* ROWS:
* * * * * * * * *

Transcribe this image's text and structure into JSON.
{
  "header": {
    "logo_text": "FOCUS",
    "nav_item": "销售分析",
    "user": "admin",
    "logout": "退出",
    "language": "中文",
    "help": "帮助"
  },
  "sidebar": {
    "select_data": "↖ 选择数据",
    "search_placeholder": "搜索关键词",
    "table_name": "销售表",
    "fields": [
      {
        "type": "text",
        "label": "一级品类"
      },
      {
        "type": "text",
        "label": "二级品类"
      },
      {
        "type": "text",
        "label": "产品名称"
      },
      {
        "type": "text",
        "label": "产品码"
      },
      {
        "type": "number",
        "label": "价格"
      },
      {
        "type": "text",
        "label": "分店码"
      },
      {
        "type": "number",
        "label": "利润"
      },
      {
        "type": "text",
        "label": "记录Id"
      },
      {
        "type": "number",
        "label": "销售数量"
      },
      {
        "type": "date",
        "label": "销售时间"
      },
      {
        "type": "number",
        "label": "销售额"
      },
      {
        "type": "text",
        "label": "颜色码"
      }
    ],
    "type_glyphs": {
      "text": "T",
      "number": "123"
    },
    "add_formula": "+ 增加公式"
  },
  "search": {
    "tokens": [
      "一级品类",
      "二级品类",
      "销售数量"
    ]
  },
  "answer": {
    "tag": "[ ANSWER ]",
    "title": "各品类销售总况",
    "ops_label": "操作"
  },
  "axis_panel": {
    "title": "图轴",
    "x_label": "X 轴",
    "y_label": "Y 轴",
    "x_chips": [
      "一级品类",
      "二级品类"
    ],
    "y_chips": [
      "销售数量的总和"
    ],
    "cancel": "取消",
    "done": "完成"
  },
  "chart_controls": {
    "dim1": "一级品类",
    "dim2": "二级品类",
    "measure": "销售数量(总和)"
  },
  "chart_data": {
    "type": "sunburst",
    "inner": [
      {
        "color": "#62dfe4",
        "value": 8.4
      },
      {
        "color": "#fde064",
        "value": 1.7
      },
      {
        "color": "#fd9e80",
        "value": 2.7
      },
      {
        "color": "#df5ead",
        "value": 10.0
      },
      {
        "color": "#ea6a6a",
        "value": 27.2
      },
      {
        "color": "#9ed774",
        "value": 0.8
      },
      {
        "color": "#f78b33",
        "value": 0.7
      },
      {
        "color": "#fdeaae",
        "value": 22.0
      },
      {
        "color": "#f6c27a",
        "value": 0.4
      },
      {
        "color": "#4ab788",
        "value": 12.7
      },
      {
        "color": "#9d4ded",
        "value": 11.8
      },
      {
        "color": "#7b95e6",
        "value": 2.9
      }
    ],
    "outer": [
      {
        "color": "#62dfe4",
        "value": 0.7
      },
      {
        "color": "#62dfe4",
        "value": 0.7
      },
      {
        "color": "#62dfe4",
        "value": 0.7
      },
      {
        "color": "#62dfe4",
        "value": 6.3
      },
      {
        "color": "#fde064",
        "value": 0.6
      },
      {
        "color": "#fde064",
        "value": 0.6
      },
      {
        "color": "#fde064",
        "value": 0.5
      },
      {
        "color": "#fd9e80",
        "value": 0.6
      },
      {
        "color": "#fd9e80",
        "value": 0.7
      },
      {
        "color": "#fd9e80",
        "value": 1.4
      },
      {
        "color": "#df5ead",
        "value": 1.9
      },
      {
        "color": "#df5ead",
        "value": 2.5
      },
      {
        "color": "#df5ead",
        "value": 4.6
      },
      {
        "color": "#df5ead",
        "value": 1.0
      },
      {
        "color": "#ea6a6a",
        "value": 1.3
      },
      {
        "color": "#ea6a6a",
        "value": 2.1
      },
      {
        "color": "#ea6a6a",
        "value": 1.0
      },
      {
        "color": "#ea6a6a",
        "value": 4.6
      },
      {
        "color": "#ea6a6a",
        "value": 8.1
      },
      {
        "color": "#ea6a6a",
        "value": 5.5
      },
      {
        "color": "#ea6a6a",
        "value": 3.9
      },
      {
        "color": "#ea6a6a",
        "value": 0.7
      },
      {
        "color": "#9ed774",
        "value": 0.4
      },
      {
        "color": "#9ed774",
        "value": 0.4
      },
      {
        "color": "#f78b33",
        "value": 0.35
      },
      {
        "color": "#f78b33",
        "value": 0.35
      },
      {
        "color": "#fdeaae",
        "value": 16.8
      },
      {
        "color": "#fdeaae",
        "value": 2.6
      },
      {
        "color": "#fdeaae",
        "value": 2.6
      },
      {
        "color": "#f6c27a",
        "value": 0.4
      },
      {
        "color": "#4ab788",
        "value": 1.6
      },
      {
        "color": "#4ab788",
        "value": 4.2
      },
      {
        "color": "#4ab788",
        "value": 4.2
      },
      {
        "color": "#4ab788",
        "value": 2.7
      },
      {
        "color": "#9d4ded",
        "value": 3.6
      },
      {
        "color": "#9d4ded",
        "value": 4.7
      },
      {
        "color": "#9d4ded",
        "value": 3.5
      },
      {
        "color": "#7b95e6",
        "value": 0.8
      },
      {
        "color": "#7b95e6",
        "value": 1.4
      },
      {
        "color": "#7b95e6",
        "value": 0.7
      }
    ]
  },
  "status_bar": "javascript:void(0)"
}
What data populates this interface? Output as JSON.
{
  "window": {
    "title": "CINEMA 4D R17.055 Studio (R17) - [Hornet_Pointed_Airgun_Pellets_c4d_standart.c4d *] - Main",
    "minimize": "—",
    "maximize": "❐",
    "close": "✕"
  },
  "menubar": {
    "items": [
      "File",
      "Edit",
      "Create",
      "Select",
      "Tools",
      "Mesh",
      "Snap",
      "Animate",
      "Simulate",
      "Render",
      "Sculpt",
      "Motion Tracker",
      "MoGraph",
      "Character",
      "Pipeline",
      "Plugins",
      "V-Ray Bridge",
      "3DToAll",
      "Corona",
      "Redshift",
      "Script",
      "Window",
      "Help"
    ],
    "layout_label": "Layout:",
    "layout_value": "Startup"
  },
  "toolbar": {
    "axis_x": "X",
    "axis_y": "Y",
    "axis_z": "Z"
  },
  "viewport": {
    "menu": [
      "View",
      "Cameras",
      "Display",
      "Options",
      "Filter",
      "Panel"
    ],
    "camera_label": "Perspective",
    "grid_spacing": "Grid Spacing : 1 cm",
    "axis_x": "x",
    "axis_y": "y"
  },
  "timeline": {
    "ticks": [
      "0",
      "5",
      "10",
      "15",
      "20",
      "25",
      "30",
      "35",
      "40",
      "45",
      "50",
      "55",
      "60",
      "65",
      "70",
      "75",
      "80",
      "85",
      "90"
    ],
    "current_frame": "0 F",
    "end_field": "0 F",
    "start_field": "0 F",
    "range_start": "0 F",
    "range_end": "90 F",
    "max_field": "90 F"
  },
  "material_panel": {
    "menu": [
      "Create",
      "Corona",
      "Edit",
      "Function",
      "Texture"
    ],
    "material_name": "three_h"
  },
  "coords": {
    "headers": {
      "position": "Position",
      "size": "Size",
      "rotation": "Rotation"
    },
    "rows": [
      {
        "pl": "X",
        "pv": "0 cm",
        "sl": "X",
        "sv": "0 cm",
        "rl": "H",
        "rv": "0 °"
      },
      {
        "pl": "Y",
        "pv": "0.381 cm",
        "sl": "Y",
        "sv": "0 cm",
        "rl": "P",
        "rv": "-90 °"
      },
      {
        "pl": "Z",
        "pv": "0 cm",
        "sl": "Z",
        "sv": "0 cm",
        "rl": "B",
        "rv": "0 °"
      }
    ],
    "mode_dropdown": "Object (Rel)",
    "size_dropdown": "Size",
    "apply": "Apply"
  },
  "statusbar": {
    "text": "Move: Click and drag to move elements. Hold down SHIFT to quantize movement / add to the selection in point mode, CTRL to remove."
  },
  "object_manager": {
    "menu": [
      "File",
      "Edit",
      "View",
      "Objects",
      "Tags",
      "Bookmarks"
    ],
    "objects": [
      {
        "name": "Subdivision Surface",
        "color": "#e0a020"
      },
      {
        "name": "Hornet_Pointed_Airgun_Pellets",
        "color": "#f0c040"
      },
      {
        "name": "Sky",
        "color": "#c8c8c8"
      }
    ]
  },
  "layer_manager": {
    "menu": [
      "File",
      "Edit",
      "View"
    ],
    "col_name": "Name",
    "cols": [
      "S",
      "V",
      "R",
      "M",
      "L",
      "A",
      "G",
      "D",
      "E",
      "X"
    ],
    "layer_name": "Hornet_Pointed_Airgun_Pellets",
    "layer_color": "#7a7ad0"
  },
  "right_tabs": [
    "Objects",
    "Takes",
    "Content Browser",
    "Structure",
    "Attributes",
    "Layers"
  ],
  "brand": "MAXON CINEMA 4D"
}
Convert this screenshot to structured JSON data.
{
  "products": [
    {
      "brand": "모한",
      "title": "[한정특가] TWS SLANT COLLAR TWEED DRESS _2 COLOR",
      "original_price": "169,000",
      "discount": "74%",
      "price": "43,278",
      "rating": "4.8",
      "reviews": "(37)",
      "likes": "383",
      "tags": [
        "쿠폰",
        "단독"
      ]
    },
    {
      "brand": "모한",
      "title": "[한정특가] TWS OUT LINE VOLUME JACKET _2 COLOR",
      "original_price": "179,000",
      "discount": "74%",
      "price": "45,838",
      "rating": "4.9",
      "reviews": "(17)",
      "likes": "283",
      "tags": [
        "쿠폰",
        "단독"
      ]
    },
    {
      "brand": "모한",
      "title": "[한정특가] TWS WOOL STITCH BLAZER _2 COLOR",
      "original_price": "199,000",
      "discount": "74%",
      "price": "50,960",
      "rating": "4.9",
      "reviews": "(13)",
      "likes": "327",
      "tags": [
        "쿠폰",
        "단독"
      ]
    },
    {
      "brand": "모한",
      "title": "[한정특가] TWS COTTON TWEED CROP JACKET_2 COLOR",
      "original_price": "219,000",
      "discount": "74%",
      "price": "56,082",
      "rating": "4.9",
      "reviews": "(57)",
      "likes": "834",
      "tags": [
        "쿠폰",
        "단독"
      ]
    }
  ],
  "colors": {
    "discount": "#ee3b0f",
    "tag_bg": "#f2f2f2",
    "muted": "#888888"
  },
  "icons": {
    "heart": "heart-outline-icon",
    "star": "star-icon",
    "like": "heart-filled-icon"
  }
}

* * * * * * * * *

* WRITTEN PROBLEM:
Repeat exactly, and only, the lines from the line with "Convert this screenshot" through the end of the listing above, both ends included.

* SOLUTION FOR THIS PROBLEM:
Convert this screenshot to structured JSON data.
{
  "products": [
    {
      "brand": "모한",
      "title": "[한정특가] TWS SLANT COLLAR TWEED DRESS _2 COLOR",
      "original_price": "169,000",
      "discount": "74%",
      "price": "43,278",
      "rating": "4.8",
      "reviews": "(37)",
      "likes": "383",
      "tags": [
        "쿠폰",
        "단독"
      ]
    },
    {
      "brand": "모한",
      "title": "[한정특가] TWS OUT LINE VOLUME JACKET _2 COLOR",
      "original_price": "179,000",
      "discount": "74%",
      "price": "45,838",
      "rating": "4.9",
      "reviews": "(17)",
      "likes": "283",
      "tags": [
        "쿠폰",
        "단독"
      ]
    },
    {
      "brand": "모한",
      "title": "[한정특가] TWS WOOL STITCH BLAZER _2 COLOR",
      "original_price": "199,000",
      "discount": "74%",
      "price": "50,960",
      "rating": "4.9",
      "reviews": "(13)",
      "likes": "327",
      "tags": [
        "쿠폰",
        "단독"
      ]
    },
    {
      "brand": "모한",
      "title": "[한정특가] TWS COTTON TWEED CROP JACKET_2 COLOR",
      "original_price": "219,000",
      "discount": "74%",
      "price": "56,082",
      "rating": "4.9",
      "reviews": "(57)",
      "likes": "834",
      "tags": [
        "쿠폰",
        "단독"
      ]
    }
  ],
  "colors": {
    "discount": "#ee3b0f",
    "tag_bg": "#f2f2f2",
    "muted": "#888888"
  },
  "icons": {
    "heart": "heart-outline-icon",
    "star": "star-icon",
    "like": "heart-filled-icon"
  }
}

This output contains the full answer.